Stored entries:
- - - -

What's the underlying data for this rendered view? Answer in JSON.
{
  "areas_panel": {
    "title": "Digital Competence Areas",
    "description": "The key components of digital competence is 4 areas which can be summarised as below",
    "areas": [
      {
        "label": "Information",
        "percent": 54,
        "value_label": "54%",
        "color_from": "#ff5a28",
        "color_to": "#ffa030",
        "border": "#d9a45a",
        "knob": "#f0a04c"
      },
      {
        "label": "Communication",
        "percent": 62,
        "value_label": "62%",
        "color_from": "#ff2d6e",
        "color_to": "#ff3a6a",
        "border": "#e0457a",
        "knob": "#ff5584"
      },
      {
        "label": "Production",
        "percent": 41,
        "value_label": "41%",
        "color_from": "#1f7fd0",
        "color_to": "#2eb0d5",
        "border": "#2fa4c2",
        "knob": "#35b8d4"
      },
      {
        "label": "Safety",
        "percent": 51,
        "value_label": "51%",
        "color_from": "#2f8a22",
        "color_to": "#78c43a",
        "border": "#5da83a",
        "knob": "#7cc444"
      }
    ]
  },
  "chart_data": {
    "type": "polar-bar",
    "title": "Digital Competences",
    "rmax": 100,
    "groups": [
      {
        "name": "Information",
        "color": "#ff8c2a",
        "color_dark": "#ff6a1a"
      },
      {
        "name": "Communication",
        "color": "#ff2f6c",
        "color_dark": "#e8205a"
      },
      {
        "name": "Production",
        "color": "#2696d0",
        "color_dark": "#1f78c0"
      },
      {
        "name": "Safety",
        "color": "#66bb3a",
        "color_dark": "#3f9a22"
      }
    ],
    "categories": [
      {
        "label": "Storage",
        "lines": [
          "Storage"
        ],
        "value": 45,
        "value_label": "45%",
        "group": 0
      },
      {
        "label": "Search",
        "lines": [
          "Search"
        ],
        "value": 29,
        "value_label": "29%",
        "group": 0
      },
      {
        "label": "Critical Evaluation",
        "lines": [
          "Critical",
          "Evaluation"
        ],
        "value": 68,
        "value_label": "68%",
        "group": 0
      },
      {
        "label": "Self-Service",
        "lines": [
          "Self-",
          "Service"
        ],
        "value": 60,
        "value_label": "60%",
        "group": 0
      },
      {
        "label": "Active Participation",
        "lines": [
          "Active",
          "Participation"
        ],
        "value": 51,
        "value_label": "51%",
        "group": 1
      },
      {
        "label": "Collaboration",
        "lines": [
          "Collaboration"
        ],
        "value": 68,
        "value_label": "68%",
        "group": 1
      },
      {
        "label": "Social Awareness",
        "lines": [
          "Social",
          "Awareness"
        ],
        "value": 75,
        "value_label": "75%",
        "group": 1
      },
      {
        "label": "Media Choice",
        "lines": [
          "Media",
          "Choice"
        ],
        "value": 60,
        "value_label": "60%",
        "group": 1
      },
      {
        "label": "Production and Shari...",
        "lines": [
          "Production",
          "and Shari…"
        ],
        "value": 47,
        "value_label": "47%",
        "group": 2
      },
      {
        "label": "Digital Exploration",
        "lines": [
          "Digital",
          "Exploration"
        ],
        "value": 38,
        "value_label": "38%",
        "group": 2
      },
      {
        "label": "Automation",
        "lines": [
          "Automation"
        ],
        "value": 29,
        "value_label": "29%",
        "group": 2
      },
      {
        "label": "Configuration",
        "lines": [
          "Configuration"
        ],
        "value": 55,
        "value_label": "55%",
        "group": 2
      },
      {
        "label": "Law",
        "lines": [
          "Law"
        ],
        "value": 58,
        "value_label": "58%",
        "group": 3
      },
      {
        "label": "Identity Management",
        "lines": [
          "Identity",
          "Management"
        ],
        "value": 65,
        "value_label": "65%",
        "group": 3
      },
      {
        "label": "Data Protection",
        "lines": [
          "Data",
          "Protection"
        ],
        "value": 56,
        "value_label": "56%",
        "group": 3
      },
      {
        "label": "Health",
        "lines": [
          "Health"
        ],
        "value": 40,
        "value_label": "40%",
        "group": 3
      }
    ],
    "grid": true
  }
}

- - - -

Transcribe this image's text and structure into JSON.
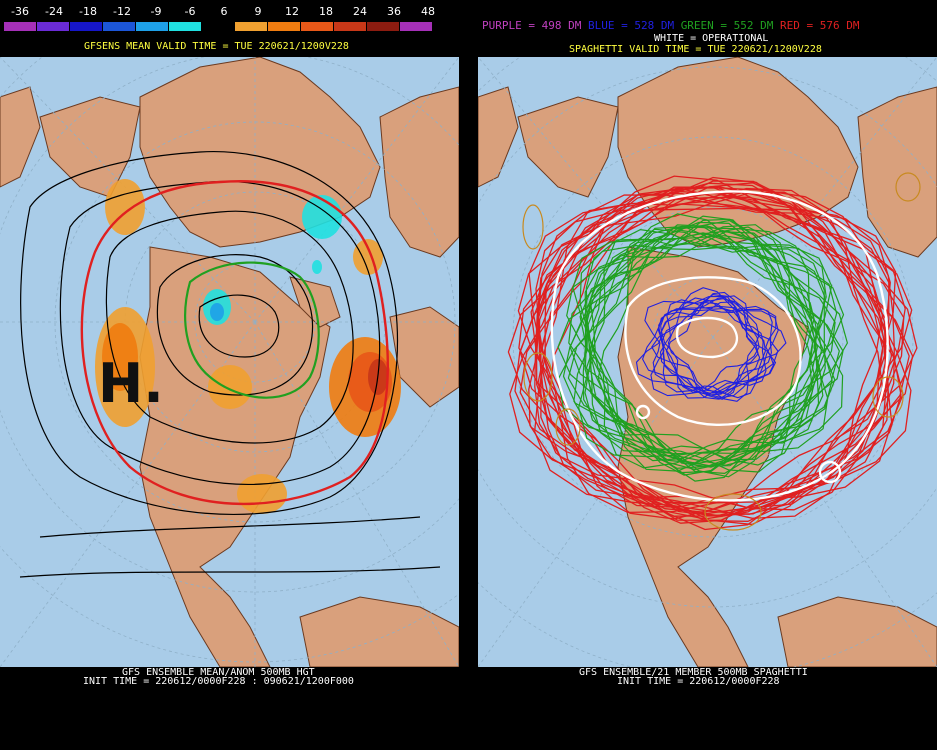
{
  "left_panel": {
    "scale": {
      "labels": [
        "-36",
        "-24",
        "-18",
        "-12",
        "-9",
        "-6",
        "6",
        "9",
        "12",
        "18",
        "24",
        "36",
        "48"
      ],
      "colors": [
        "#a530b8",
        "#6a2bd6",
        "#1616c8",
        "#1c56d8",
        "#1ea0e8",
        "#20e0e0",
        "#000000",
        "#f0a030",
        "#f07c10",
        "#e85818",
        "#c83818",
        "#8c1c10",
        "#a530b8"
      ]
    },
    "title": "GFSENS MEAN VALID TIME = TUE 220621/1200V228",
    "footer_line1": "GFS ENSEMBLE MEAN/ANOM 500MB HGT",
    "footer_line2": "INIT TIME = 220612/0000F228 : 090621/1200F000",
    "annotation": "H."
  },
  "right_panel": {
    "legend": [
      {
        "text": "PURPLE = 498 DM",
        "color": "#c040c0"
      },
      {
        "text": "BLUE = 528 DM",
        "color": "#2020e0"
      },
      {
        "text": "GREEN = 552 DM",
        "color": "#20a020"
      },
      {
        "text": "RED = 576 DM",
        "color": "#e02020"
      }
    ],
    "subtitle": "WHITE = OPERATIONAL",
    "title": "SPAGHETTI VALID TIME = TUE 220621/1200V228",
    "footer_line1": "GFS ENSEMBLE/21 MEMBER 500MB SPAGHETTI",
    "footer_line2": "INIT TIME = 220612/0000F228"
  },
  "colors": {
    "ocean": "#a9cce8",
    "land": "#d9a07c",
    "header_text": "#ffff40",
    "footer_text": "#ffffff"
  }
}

- - - -

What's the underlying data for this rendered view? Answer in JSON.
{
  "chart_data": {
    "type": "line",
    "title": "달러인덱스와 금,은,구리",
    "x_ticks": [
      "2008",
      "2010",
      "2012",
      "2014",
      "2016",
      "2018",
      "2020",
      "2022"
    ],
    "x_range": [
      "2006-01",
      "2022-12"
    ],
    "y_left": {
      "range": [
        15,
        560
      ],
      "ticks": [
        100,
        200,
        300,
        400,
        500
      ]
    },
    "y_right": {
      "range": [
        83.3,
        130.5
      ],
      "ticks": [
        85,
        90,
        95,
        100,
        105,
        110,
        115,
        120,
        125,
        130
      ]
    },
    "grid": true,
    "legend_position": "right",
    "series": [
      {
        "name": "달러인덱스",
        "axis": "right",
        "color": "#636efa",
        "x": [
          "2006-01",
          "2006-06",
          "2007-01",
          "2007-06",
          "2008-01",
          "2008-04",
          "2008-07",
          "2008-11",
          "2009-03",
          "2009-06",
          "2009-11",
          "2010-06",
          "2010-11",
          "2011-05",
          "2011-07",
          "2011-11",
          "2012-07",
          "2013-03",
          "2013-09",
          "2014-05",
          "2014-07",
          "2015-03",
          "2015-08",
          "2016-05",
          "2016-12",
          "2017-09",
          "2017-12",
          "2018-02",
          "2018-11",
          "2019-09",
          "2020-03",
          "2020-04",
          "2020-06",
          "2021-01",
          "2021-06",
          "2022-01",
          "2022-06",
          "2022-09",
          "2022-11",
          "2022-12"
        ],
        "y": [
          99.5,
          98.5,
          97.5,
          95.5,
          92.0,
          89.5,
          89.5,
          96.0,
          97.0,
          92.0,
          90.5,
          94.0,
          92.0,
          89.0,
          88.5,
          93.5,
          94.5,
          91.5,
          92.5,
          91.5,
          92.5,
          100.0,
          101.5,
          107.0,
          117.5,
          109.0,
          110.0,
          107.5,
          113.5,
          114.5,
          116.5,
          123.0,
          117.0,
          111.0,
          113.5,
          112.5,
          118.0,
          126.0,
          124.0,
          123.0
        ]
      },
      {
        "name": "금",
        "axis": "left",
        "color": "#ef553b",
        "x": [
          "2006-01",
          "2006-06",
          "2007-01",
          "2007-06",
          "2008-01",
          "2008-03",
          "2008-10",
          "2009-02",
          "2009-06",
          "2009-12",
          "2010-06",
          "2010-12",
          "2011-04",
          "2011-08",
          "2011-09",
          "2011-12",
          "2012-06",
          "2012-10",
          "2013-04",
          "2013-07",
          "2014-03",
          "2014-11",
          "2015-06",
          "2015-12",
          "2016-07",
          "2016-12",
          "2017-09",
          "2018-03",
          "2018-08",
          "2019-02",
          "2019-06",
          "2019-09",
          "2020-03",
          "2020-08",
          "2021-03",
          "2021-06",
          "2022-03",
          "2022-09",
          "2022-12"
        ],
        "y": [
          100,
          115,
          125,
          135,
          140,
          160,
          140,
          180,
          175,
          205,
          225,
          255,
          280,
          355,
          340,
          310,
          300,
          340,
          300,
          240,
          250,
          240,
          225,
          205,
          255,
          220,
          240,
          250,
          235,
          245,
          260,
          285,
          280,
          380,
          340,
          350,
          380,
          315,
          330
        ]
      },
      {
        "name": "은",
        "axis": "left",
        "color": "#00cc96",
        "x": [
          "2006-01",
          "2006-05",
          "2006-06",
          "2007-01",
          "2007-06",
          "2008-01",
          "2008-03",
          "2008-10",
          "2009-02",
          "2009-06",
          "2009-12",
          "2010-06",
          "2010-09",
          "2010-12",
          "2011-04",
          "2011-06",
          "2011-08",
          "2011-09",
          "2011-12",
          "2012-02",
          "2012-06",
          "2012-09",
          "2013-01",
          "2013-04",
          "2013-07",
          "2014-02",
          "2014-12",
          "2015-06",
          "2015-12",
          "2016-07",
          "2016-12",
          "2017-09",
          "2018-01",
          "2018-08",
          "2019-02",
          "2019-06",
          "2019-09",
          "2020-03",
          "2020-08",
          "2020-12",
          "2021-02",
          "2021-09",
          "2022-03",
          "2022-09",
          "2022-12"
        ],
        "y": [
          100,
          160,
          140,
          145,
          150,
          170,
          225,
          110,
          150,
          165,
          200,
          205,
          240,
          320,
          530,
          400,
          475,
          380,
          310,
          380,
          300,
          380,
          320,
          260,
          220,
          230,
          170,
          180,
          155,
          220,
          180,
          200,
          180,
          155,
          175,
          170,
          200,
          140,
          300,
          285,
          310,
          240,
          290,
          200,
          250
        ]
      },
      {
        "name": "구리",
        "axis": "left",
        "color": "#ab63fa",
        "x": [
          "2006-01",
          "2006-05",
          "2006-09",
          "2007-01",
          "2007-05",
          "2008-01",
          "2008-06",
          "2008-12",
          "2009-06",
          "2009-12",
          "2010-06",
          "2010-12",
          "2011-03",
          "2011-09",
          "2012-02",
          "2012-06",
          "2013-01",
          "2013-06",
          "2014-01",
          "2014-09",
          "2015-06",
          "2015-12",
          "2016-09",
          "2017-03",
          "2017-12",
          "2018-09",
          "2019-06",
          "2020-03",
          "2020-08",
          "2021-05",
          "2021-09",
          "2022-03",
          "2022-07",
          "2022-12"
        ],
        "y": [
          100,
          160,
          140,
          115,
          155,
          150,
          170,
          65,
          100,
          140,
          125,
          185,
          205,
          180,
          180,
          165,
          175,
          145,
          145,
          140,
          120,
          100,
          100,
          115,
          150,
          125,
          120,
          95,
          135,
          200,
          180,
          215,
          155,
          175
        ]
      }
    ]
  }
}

- - - -

> What the exercise asks
Show the lines of the records that include the string "Identity".

> Exercise solution
        "label": "Identity Management",
          "Identity",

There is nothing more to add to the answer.